Goal
The records that follow need to be output exactly as they are.

· · · ·

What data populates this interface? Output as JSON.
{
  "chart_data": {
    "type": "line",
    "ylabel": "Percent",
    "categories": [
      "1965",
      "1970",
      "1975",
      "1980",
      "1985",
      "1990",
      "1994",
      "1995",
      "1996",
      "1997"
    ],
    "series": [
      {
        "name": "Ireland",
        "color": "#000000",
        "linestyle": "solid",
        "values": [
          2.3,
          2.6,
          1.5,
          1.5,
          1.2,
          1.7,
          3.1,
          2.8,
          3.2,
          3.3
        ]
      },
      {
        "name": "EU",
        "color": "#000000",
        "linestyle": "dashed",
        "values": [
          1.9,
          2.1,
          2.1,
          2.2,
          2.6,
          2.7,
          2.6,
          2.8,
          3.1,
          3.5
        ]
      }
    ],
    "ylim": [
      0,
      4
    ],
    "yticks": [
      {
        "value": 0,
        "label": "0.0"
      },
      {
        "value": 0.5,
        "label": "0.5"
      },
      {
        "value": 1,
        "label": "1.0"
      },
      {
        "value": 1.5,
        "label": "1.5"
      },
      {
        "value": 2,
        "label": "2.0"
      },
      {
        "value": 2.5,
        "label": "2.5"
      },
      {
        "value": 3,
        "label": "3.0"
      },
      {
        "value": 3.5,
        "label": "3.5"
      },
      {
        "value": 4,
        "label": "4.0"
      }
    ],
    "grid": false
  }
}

· · · ·

Finished task
What data populates this interface? Output as JSON.
{
  "chart_data": {
    "type": "line",
    "ylabel": "Percent",
    "categories": [
      "1965",
      "1970",
      "1975",
      "1980",
      "1985",
      "1990",
      "1994",
      "1995",
      "1996",
      "1997"
    ],
    "series": [
      {
        "name": "Ireland",
        "color": "#000000",
        "linestyle": "solid",
        "values": [
          2.3,
          2.6,
          1.5,
          1.5,
          1.2,
          1.7,
          3.1,
          2.8,
          3.2,
          3.3
        ]
      },
      {
        "name": "EU",
        "color": "#000000",
        "linestyle": "dashed",
        "values": [
          1.9,
          2.1,
          2.1,
          2.2,
          2.6,
          2.7,
          2.6,
          2.8,
          3.1,
          3.5
        ]
      }
    ],
    "ylim": [
      0,
      4
    ],
    "yticks": [
      {
        "value": 0,
        "label": "0.0"
      },
      {
        "value": 0.5,
        "label": "0.5"
      },
      {
        "value": 1,
        "label": "1.0"
      },
      {
        "value": 1.5,
        "label": "1.5"
      },
      {
        "value": 2,
        "label": "2.0"
      },
      {
        "value": 2.5,
        "label": "2.5"
      },
      {
        "value": 3,
        "label": "3.0"
      },
      {
        "value": 3.5,
        "label": "3.5"
      },
      {
        "value": 4,
        "label": "4.0"
      }
    ],
    "grid": false
  }
}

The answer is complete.